++++ Data to process ++++
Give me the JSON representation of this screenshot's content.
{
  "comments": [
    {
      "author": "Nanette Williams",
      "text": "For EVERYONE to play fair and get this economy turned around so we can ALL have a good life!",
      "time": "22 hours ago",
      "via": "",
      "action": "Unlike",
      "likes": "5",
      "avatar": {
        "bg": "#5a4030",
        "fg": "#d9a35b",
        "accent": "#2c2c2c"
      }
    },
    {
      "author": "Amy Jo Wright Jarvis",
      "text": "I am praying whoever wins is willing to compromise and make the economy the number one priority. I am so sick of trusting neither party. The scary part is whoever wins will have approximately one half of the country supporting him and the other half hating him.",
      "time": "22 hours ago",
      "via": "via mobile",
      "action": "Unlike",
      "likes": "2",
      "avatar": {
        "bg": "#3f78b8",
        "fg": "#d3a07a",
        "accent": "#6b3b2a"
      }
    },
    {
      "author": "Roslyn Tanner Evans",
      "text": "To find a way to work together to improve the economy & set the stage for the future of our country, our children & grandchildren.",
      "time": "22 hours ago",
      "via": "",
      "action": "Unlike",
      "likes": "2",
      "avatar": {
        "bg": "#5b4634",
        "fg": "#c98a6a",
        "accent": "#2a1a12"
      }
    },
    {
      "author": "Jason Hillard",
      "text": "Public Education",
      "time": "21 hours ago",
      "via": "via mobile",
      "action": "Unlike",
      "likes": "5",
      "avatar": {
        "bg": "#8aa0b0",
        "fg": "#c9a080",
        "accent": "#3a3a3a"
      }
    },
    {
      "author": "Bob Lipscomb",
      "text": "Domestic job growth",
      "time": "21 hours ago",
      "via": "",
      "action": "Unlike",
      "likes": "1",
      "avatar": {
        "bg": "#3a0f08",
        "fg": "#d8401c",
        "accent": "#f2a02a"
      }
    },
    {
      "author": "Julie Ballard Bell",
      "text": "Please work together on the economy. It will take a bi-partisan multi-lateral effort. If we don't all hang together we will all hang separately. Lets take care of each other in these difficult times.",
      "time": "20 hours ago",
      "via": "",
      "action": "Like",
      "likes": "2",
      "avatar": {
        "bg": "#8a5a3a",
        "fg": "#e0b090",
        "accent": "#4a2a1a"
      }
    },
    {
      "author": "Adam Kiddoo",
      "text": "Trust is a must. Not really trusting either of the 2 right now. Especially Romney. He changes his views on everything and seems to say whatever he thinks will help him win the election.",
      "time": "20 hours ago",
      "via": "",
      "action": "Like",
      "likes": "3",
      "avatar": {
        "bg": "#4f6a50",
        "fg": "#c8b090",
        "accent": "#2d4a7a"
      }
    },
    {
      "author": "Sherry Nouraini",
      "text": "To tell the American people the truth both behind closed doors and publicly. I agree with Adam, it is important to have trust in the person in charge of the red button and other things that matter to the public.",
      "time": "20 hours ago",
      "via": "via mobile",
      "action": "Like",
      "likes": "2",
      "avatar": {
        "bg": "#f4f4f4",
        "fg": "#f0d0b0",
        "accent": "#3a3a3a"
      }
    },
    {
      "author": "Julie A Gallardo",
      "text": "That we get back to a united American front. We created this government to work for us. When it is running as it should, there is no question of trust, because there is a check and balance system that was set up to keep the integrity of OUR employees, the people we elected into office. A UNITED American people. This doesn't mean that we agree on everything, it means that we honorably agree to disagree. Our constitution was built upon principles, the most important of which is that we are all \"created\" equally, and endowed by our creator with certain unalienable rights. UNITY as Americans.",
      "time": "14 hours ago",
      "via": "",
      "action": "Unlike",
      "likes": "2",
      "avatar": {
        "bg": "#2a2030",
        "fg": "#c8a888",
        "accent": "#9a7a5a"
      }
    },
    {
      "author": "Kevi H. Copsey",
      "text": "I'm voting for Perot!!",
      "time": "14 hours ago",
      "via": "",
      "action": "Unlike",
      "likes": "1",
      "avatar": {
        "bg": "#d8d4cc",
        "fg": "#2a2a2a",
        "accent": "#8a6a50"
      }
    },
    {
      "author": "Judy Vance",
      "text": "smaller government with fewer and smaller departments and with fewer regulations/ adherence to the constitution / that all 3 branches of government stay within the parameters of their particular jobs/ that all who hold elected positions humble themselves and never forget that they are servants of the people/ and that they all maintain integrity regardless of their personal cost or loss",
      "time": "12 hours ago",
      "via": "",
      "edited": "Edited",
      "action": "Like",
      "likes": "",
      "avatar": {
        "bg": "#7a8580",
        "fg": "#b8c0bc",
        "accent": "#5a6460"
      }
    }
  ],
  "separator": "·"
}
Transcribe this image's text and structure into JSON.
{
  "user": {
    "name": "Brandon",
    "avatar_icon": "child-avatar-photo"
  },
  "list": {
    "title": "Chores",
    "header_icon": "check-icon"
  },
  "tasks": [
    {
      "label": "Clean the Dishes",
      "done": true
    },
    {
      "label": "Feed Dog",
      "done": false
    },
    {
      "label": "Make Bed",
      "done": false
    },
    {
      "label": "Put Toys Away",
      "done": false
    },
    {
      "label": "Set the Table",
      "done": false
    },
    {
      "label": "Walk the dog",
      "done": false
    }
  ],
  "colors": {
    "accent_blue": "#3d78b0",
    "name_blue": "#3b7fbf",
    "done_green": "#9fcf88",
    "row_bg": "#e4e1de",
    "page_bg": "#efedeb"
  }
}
++++
Task statement: Return the entries above exactly as they appear.

Problem solution:
Give me the JSON representation of this screenshot's content.
{
  "comments": [
    {
      "author": "Nanette Williams",
      "text": "For EVERYONE to play fair and get this economy turned around so we can ALL have a good life!",
      "time": "22 hours ago",
      "via": "",
      "action": "Unlike",
      "likes": "5",
      "avatar": {
        "bg": "#5a4030",
        "fg": "#d9a35b",
        "accent": "#2c2c2c"
      }
    },
    {
      "author": "Amy Jo Wright Jarvis",
      "text": "I am praying whoever wins is willing to compromise and make the economy the number one priority. I am so sick of trusting neither party. The scary part is whoever wins will have approximately one half of the country supporting him and the other half hating him.",
      "time": "22 hours ago",
      "via": "via mobile",
      "action": "Unlike",
      "likes": "2",
      "avatar": {
        "bg": "#3f78b8",
        "fg": "#d3a07a",
        "accent": "#6b3b2a"
      }
    },
    {
      "author": "Roslyn Tanner Evans",
      "text": "To find a way to work together to improve the economy & set the stage for the future of our country, our children & grandchildren.",
      "time": "22 hours ago",
      "via": "",
      "action": "Unlike",
      "likes": "2",
      "avatar": {
        "bg": "#5b4634",
        "fg": "#c98a6a",
        "accent": "#2a1a12"
      }
    },
    {
      "author": "Jason Hillard",
      "text": "Public Education",
      "time": "21 hours ago",
      "via": "via mobile",
      "action": "Unlike",
      "likes": "5",
      "avatar": {
        "bg": "#8aa0b0",
        "fg": "#c9a080",
        "accent": "#3a3a3a"
      }
    },
    {
      "author": "Bob Lipscomb",
      "text": "Domestic job growth",
      "time": "21 hours ago",
      "via": "",
      "action": "Unlike",
      "likes": "1",
      "avatar": {
        "bg": "#3a0f08",
        "fg": "#d8401c",
        "accent": "#f2a02a"
      }
    },
    {
      "author": "Julie Ballard Bell",
      "text": "Please work together on the economy. It will take a bi-partisan multi-lateral effort. If we don't all hang together we will all hang separately. Lets take care of each other in these difficult times.",
      "time": "20 hours ago",
      "via": "",
      "action": "Like",
      "likes": "2",
      "avatar": {
        "bg": "#8a5a3a",
        "fg": "#e0b090",
        "accent": "#4a2a1a"
      }
    },
    {
      "author": "Adam Kiddoo",
      "text": "Trust is a must. Not really trusting either of the 2 right now. Especially Romney. He changes his views on everything and seems to say whatever he thinks will help him win the election.",
      "time": "20 hours ago",
      "via": "",
      "action": "Like",
      "likes": "3",
      "avatar": {
        "bg": "#4f6a50",
        "fg": "#c8b090",
        "accent": "#2d4a7a"
      }
    },
    {
      "author": "Sherry Nouraini",
      "text": "To tell the American people the truth both behind closed doors and publicly. I agree with Adam, it is important to have trust in the person in charge of the red button and other things that matter to the public.",
      "time": "20 hours ago",
      "via": "via mobile",
      "action": "Like",
      "likes": "2",
      "avatar": {
        "bg": "#f4f4f4",
        "fg": "#f0d0b0",
        "accent": "#3a3a3a"
      }
    },
    {
      "author": "Julie A Gallardo",
      "text": "That we get back to a united American front. We created this government to work for us. When it is running as it should, there is no question of trust, because there is a check and balance system that was set up to keep the integrity of OUR employees, the people we elected into office. A UNITED American people. This doesn't mean that we agree on everything, it means that we honorably agree to disagree. Our constitution was built upon principles, the most important of which is that we are all \"created\" equally, and endowed by our creator with certain unalienable rights. UNITY as Americans.",
      "time": "14 hours ago",
      "via": "",
      "action": "Unlike",
      "likes": "2",
      "avatar": {
        "bg": "#2a2030",
        "fg": "#c8a888",
        "accent": "#9a7a5a"
      }
    },
    {
      "author": "Kevi H. Copsey",
      "text": "I'm voting for Perot!!",
      "time": "14 hours ago",
      "via": "",
      "action": "Unlike",
      "likes": "1",
      "avatar": {
        "bg": "#d8d4cc",
        "fg": "#2a2a2a",
        "accent": "#8a6a50"
      }
    },
    {
      "author": "Judy Vance",
      "text": "smaller government with fewer and smaller departments and with fewer regulations/ adherence to the constitution / that all 3 branches of government stay within the parameters of their particular jobs/ that all who hold elected positions humble themselves and never forget that they are servants of the people/ and that they all maintain integrity regardless of their personal cost or loss",
      "time": "12 hours ago",
      "via": "",
      "edited": "Edited",
      "action": "Like",
      "likes": "",
      "avatar": {
        "bg": "#7a8580",
        "fg": "#b8c0bc",
        "accent": "#5a6460"
      }
    }
  ],
  "separator": "·"
}
Transcribe this image's text and structure into JSON.
{
  "user": {
    "name": "Brandon",
    "avatar_icon": "child-avatar-photo"
  },
  "list": {
    "title": "Chores",
    "header_icon": "check-icon"
  },
  "tasks": [
    {
      "label": "Clean the Dishes",
      "done": true
    },
    {
      "label": "Feed Dog",
      "done": false
    },
    {
      "label": "Make Bed",
      "done": false
    },
    {
      "label": "Put Toys Away",
      "done": false
    },
    {
      "label": "Set the Table",
      "done": false
    },
    {
      "label": "Walk the dog",
      "done": false
    }
  ],
  "colors": {
    "accent_blue": "#3d78b0",
    "name_blue": "#3b7fbf",
    "done_green": "#9fcf88",
    "row_bg": "#e4e1de",
    "page_bg": "#efedeb"
  }
}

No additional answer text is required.